## begin

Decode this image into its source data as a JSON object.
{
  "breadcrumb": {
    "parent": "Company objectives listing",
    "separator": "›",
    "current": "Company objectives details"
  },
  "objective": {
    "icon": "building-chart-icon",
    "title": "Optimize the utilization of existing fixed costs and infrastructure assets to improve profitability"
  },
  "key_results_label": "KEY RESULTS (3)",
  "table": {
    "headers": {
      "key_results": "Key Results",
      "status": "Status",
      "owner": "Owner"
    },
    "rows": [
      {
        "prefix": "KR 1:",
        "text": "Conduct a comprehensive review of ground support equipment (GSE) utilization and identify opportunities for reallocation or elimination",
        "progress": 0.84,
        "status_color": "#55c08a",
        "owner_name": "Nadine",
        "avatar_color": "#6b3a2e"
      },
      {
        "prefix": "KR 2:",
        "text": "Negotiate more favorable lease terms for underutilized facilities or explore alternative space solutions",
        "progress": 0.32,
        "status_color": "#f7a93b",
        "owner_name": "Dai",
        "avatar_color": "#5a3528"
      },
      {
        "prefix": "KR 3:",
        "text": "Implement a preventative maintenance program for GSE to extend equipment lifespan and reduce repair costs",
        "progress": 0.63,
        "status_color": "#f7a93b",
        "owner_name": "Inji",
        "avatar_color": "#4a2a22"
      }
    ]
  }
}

## end

Work to complete: Which lines hold the word "utilization"? Copy each of them from the records.

Result of this exercise:
    "title": "Optimize the utilization of existing fixed costs and infrastructure assets to improve profitability"
        "text": "Conduct a comprehensive review of ground support equipment (GSE) utilization and identify opportunities for reallocation or elimination",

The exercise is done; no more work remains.